╔══

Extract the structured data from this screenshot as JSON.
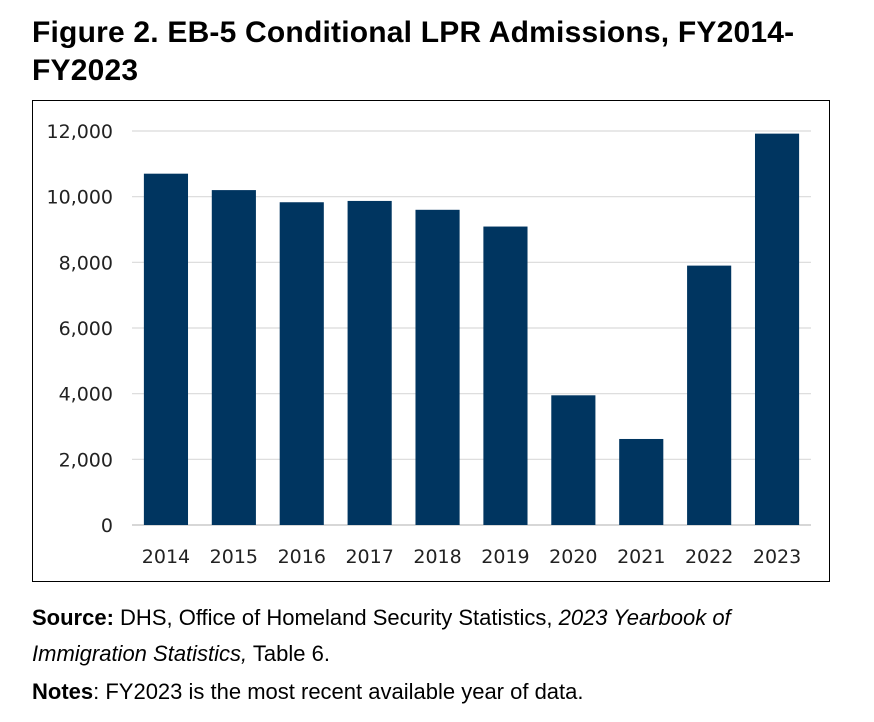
{
  "figure_title": "Figure 2. EB-5 Conditional LPR Admissions, FY2014-FY2023",
  "source": {
    "label": "Source:",
    "text_before": "DHS, Office of Homeland Security Statistics,",
    "italic_title": "2023 Yearbook of Immigration Statistics,",
    "text_after": "Table 6."
  },
  "notes": {
    "label": "Notes",
    "text": ": FY2023 is the most recent available year of data."
  },
  "colors": {
    "bar": "#003560",
    "grid": "#d9d9d9",
    "axis": "#bfbfbf"
  },
  "chart_data": {
    "type": "bar",
    "title": "",
    "xlabel": "",
    "ylabel": "",
    "categories": [
      "2014",
      "2015",
      "2016",
      "2017",
      "2018",
      "2019",
      "2020",
      "2021",
      "2022",
      "2023"
    ],
    "values": [
      10700,
      10200,
      9830,
      9870,
      9600,
      9090,
      3950,
      2620,
      7900,
      11920
    ],
    "ylim": [
      0,
      12000
    ],
    "yticks": [
      0,
      2000,
      4000,
      6000,
      8000,
      10000,
      12000
    ],
    "ytick_labels": [
      "0",
      "2,000",
      "4,000",
      "6,000",
      "8,000",
      "10,000",
      "12,000"
    ],
    "grid": true,
    "legend": "none"
  }
}
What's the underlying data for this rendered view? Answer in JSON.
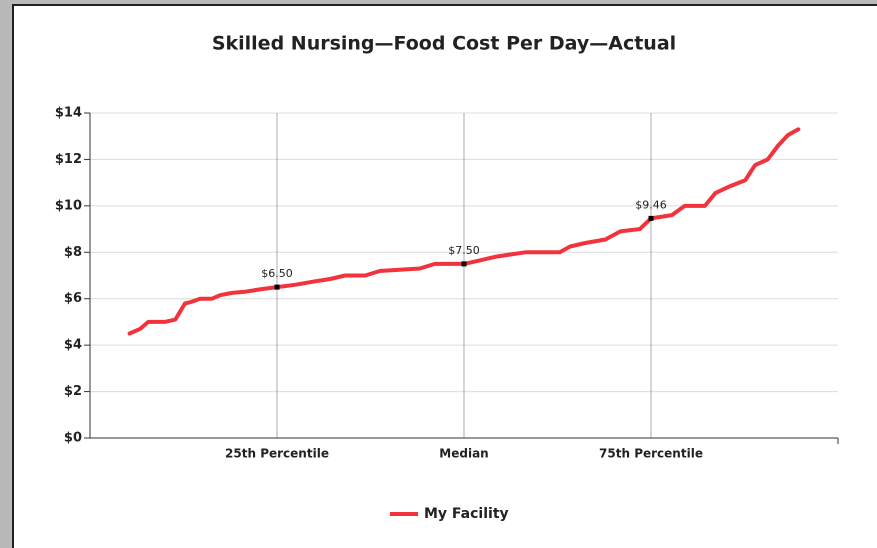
{
  "chart_data": {
    "type": "line",
    "title": "Skilled Nursing—Food Cost Per Day—Actual",
    "xlim": [
      0,
      100
    ],
    "xticks": [
      {
        "value": 25,
        "label": "25th Percentile"
      },
      {
        "value": 50,
        "label": "Median"
      },
      {
        "value": 75,
        "label": "75th Percentile"
      }
    ],
    "ylim": [
      0,
      14
    ],
    "yticks": [
      {
        "value": 0,
        "label": "$0"
      },
      {
        "value": 2,
        "label": "$2"
      },
      {
        "value": 4,
        "label": "$4"
      },
      {
        "value": 6,
        "label": "$6"
      },
      {
        "value": 8,
        "label": "$8"
      },
      {
        "value": 10,
        "label": "$10"
      },
      {
        "value": 12,
        "label": "$12"
      },
      {
        "value": 14,
        "label": "$14"
      }
    ],
    "grid": true,
    "legend": "bottom",
    "series": [
      {
        "name": "My Facility",
        "color": "#f2323c",
        "x": [
          5.3,
          6.7,
          7.8,
          10.0,
          11.4,
          12.7,
          13.4,
          14.7,
          16.3,
          17.4,
          19.0,
          20.7,
          22.7,
          25,
          27.4,
          30.1,
          32.1,
          34.1,
          36.8,
          38.8,
          41.4,
          44.1,
          46.1,
          50,
          52.1,
          54.1,
          56.1,
          58.2,
          62.8,
          64.2,
          66.2,
          68.9,
          70.9,
          73.5,
          75,
          77.8,
          79.5,
          82.2,
          83.6,
          85.6,
          87.6,
          88.9,
          90.6,
          92,
          93.3,
          94.7
        ],
        "values": [
          4.5,
          4.7,
          5.0,
          5.0,
          5.1,
          5.8,
          5.85,
          6.0,
          6.0,
          6.15,
          6.25,
          6.3,
          6.4,
          6.5,
          6.6,
          6.75,
          6.85,
          7.0,
          7.0,
          7.2,
          7.25,
          7.3,
          7.5,
          7.5,
          7.65,
          7.8,
          7.9,
          8.0,
          8.0,
          8.25,
          8.4,
          8.55,
          8.9,
          9.0,
          9.46,
          9.6,
          10.0,
          10.0,
          10.55,
          10.85,
          11.1,
          11.75,
          12.0,
          12.6,
          13.05,
          13.3
        ]
      }
    ],
    "annotations": [
      {
        "x": 25,
        "value": 6.5,
        "value_label": "$6.50"
      },
      {
        "x": 50,
        "value": 7.5,
        "value_label": "$7.50"
      },
      {
        "x": 75,
        "value": 9.46,
        "value_label": "$9.46"
      }
    ]
  }
}
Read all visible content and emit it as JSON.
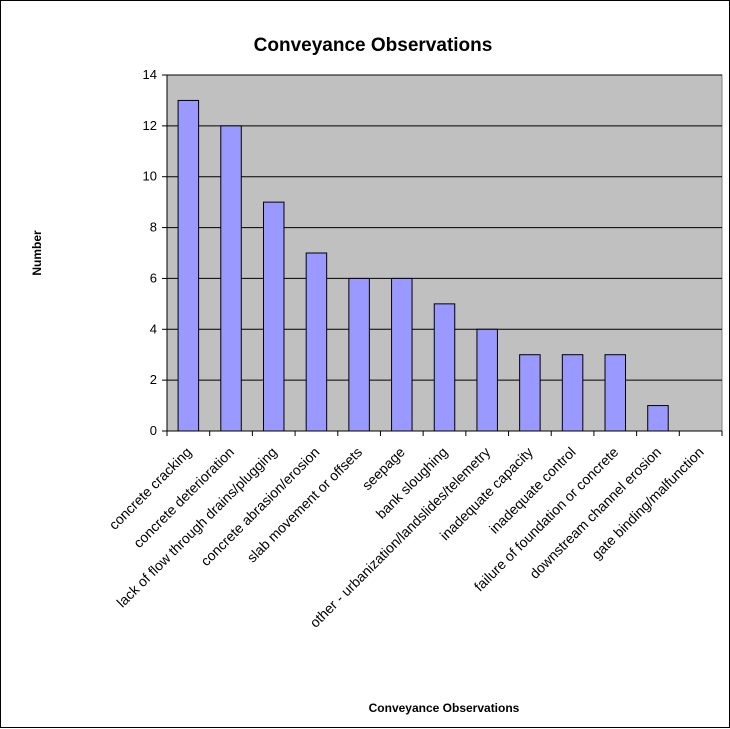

╚══

Copy every record above exactly as written, but leave out the pictures.

= Exercise result =
Extract the structured data from this screenshot as JSON.
{
  "figure_title": "Figure 2. EB-5 Conditional LPR Admissions, FY2014-FY2023",
  "source": {
    "label": "Source:",
    "text_before": "DHS, Office of Homeland Security Statistics,",
    "italic_title": "2023 Yearbook of Immigration Statistics,",
    "text_after": "Table 6."
  },
  "notes": {
    "label": "Notes",
    "text": ": FY2023 is the most recent available year of data."
  },
  "colors": {
    "bar": "#003560",
    "grid": "#d9d9d9",
    "axis": "#bfbfbf"
  },
  "chart_data": {
    "type": "bar",
    "title": "",
    "xlabel": "",
    "ylabel": "",
    "categories": [
      "2014",
      "2015",
      "2016",
      "2017",
      "2018",
      "2019",
      "2020",
      "2021",
      "2022",
      "2023"
    ],
    "values": [
      10700,
      10200,
      9830,
      9870,
      9600,
      9090,
      3950,
      2620,
      7900,
      11920
    ],
    "ylim": [
      0,
      12000
    ],
    "yticks": [
      0,
      2000,
      4000,
      6000,
      8000,
      10000,
      12000
    ],
    "ytick_labels": [
      "0",
      "2,000",
      "4,000",
      "6,000",
      "8,000",
      "10,000",
      "12,000"
    ],
    "grid": true,
    "legend": "none"
  }
}
What's the underlying data for this rendered view? Answer in JSON.
{
  "chart_data": {
    "type": "line",
    "title": "Skilled Nursing—Food Cost Per Day—Actual",
    "xlim": [
      0,
      100
    ],
    "xticks": [
      {
        "value": 25,
        "label": "25th Percentile"
      },
      {
        "value": 50,
        "label": "Median"
      },
      {
        "value": 75,
        "label": "75th Percentile"
      }
    ],
    "ylim": [
      0,
      14
    ],
    "yticks": [
      {
        "value": 0,
        "label": "$0"
      },
      {
        "value": 2,
        "label": "$2"
      },
      {
        "value": 4,
        "label": "$4"
      },
      {
        "value": 6,
        "label": "$6"
      },
      {
        "value": 8,
        "label": "$8"
      },
      {
        "value": 10,
        "label": "$10"
      },
      {
        "value": 12,
        "label": "$12"
      },
      {
        "value": 14,
        "label": "$14"
      }
    ],
    "grid": true,
    "legend": "bottom",
    "series": [
      {
        "name": "My Facility",
        "color": "#f2323c",
        "x": [
          5.3,
          6.7,
          7.8,
          10.0,
          11.4,
          12.7,
          13.4,
          14.7,
          16.3,
          17.4,
          19.0,
          20.7,
          22.7,
          25,
          27.4,
          30.1,
          32.1,
          34.1,
          36.8,
          38.8,
          41.4,
          44.1,
          46.1,
          50,
          52.1,
          54.1,
          56.1,
          58.2,
          62.8,
          64.2,
          66.2,
          68.9,
          70.9,
          73.5,
          75,
          77.8,
          79.5,
          82.2,
          83.6,
          85.6,
          87.6,
          88.9,
          90.6,
          92,
          93.3,
          94.7
        ],
        "values": [
          4.5,
          4.7,
          5.0,
          5.0,
          5.1,
          5.8,
          5.85,
          6.0,
          6.0,
          6.15,
          6.25,
          6.3,
          6.4,
          6.5,
          6.6,
          6.75,
          6.85,
          7.0,
          7.0,
          7.2,
          7.25,
          7.3,
          7.5,
          7.5,
          7.65,
          7.8,
          7.9,
          8.0,
          8.0,
          8.25,
          8.4,
          8.55,
          8.9,
          9.0,
          9.46,
          9.6,
          10.0,
          10.0,
          10.55,
          10.85,
          11.1,
          11.75,
          12.0,
          12.6,
          13.05,
          13.3
        ]
      }
    ],
    "annotations": [
      {
        "x": 25,
        "value": 6.5,
        "value_label": "$6.50"
      },
      {
        "x": 50,
        "value": 7.5,
        "value_label": "$7.50"
      },
      {
        "x": 75,
        "value": 9.46,
        "value_label": "$9.46"
      }
    ]
  }
}
Read all visible content and emit it as JSON.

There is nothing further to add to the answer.